▸ Written exercise:
In the listing below, locate the lines bearing the word "resolution". Copy every one of them.

_____

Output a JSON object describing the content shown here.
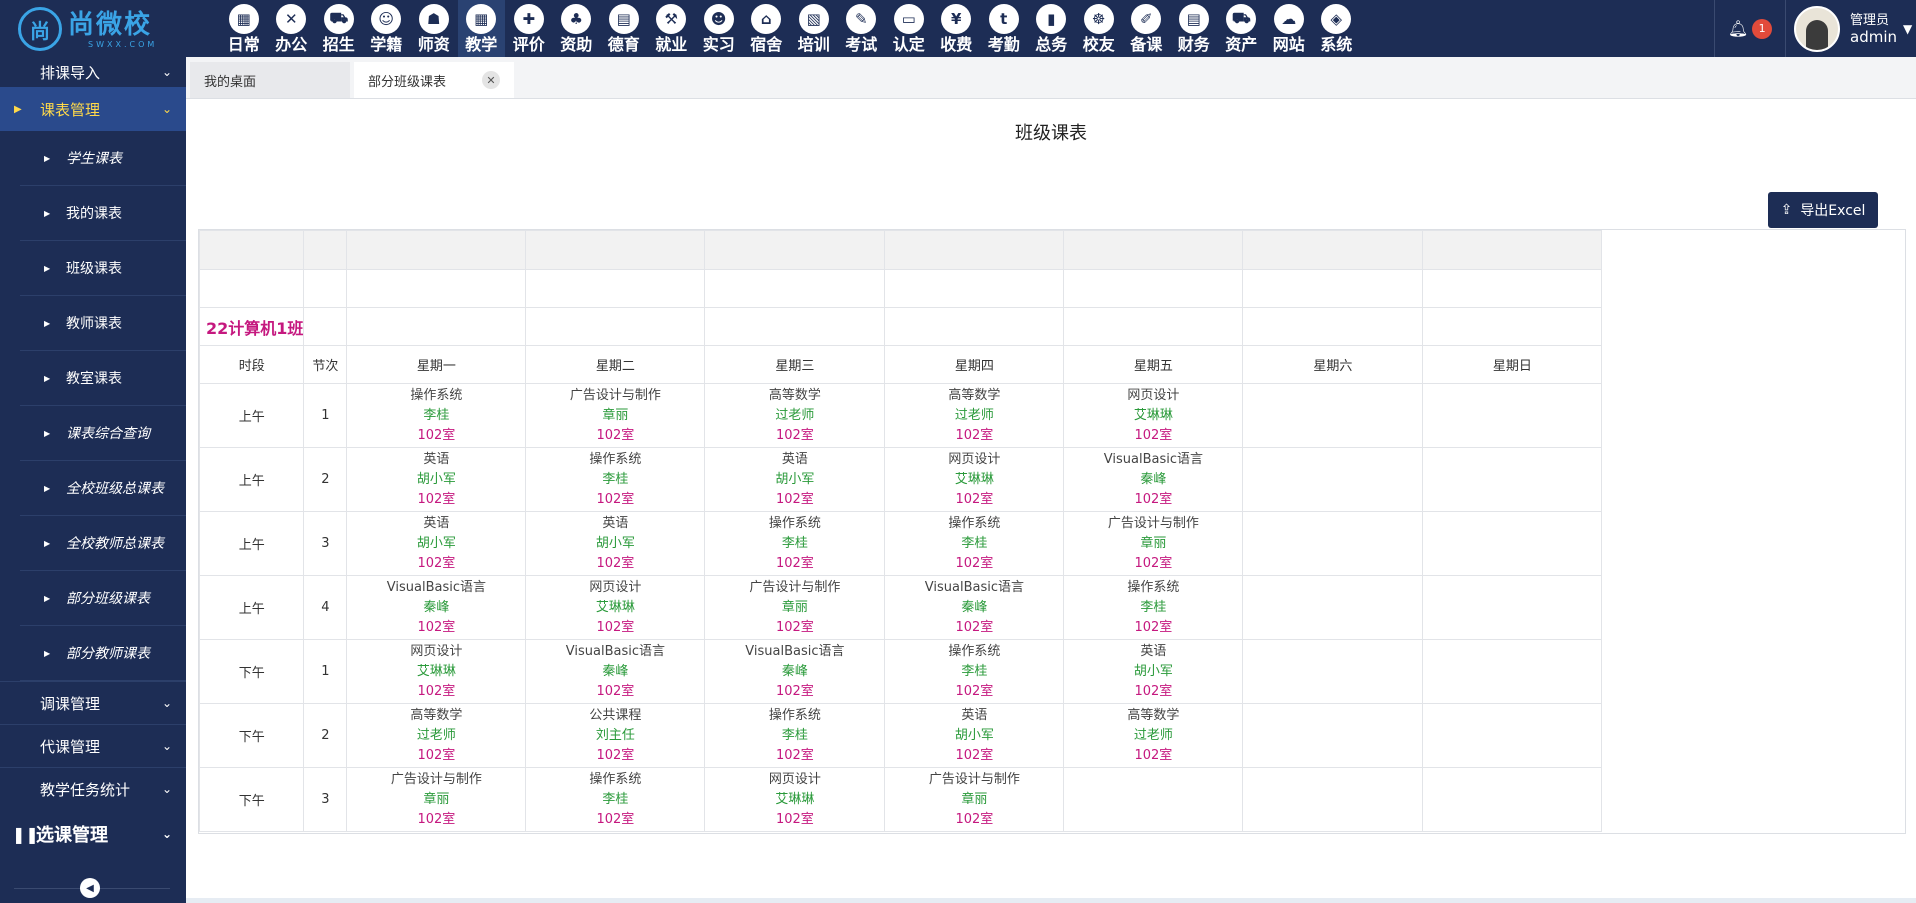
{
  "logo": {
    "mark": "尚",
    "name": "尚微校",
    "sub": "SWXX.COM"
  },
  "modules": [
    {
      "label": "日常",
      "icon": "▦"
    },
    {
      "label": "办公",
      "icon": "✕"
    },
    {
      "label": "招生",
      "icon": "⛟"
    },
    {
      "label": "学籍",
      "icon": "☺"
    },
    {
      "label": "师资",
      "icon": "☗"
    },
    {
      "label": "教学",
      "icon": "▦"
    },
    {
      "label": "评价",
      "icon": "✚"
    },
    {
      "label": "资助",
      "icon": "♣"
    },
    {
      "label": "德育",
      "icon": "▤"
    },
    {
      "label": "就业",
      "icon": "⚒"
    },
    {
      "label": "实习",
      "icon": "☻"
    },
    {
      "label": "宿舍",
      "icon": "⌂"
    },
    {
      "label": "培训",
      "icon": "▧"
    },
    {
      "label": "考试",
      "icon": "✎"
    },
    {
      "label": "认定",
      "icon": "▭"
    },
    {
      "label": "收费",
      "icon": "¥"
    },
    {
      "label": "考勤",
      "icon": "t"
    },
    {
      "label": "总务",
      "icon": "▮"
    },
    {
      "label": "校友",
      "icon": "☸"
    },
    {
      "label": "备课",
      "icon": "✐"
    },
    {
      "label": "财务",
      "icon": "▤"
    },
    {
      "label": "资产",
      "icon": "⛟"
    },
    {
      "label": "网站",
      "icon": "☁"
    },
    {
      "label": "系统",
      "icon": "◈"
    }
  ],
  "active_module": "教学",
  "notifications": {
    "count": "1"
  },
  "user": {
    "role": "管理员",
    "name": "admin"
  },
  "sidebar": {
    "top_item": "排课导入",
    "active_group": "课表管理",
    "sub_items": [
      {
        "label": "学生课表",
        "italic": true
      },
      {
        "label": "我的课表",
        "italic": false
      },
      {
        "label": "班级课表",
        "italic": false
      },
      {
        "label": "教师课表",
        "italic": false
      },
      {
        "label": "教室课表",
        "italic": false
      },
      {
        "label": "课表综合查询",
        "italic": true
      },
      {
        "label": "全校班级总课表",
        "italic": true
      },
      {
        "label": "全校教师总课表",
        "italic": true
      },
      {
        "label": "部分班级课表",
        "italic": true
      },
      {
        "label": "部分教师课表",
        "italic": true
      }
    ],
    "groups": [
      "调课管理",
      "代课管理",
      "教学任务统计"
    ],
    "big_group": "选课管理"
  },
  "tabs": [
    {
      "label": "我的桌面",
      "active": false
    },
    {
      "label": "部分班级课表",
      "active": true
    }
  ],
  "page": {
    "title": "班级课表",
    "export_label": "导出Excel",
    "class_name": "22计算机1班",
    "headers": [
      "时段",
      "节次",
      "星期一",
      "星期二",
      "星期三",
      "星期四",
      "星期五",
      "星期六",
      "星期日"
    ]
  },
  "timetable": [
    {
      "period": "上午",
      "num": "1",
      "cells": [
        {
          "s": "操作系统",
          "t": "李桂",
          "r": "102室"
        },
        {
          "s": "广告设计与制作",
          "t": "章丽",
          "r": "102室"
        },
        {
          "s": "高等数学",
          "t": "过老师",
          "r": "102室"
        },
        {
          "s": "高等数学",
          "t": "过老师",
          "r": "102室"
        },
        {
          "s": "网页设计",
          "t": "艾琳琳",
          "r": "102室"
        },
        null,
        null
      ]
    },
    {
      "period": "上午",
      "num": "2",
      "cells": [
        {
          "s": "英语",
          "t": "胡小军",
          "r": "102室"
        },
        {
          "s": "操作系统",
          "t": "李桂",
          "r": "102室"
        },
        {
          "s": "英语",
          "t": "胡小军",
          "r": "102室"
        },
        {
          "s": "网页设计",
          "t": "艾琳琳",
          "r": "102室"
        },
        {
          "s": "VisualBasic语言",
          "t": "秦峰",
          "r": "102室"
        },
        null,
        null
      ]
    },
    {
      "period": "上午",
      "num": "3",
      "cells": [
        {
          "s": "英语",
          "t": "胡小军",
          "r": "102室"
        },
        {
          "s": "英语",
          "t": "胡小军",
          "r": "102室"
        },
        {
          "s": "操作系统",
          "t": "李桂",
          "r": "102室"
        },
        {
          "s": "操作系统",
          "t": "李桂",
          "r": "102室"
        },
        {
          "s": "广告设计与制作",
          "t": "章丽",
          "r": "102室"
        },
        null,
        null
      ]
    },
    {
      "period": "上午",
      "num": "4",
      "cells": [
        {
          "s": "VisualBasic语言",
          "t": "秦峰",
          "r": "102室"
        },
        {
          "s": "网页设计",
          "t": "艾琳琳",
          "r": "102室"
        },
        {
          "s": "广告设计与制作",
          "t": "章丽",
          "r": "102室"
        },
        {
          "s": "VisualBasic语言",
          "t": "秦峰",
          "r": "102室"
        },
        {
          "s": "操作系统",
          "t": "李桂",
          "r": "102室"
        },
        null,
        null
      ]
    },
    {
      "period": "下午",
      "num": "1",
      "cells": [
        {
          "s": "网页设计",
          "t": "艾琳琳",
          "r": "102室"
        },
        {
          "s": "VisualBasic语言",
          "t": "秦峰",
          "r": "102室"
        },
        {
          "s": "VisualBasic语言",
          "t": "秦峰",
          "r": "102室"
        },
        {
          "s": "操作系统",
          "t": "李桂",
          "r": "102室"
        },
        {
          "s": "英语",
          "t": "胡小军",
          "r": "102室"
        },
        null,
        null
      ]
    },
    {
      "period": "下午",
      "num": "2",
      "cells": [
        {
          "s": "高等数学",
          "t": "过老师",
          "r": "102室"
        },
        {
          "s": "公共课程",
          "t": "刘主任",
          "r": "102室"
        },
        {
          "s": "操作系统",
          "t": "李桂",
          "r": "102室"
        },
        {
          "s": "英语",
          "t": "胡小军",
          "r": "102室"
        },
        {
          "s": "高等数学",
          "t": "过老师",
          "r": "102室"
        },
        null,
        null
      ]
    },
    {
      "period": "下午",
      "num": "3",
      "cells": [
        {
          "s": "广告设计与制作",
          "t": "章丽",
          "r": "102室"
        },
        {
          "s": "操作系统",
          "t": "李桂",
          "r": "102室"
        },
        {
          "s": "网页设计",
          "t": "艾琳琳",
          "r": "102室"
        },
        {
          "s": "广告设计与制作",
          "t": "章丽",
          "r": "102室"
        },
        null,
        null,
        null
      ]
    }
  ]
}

_____

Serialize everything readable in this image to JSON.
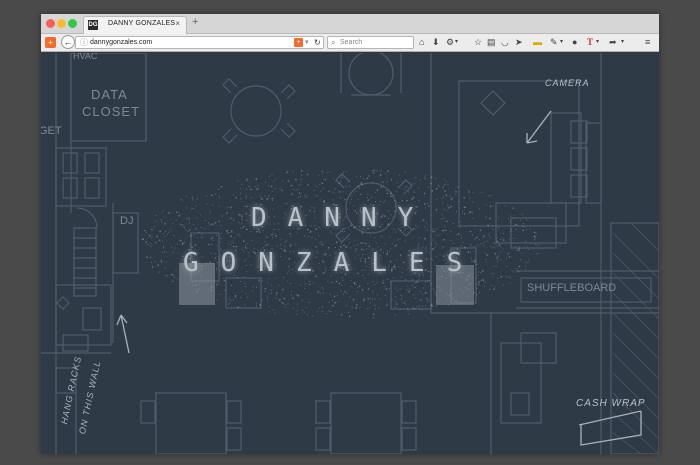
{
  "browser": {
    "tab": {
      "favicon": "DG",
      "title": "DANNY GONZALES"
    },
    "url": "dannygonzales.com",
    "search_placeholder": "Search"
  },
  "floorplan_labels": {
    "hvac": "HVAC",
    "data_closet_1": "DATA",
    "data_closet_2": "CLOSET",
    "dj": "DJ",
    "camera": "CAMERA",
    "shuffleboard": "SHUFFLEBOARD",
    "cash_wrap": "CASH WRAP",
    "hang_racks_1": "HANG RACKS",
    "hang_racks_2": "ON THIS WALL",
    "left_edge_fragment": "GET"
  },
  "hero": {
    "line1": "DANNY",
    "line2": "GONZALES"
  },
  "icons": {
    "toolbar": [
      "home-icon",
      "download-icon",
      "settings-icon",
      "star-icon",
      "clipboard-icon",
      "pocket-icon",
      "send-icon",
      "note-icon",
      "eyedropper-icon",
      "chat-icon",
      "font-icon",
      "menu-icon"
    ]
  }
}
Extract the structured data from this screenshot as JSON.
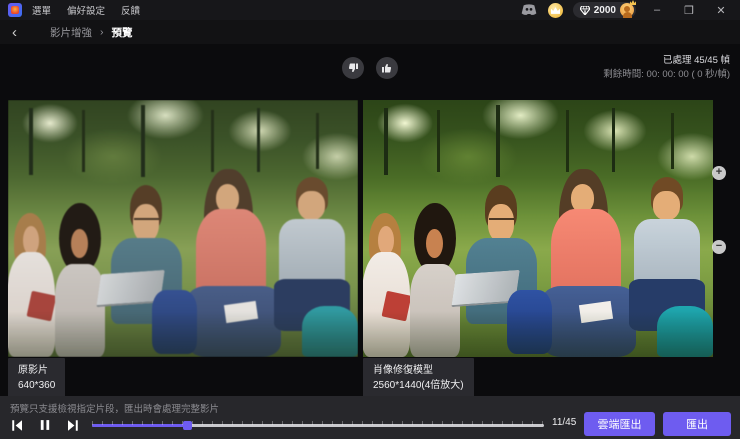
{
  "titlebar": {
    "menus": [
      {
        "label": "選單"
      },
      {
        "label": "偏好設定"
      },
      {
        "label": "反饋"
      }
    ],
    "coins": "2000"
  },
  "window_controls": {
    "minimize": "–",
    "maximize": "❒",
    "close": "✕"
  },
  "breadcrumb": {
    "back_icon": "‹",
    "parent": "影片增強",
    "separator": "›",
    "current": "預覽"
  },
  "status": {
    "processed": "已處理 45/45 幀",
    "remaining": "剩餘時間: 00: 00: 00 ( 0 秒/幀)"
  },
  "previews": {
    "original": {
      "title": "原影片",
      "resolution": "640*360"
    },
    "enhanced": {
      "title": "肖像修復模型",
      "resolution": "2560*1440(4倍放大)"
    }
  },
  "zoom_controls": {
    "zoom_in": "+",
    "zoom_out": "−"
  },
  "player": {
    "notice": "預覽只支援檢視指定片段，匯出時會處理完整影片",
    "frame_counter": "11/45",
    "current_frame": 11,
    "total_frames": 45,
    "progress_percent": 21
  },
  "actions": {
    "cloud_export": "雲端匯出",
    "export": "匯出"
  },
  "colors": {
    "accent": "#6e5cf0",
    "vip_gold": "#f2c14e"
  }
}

_____

▸ Task result:
      "resolution": "640*360"
      "resolution": "2560*1440(4倍放大)"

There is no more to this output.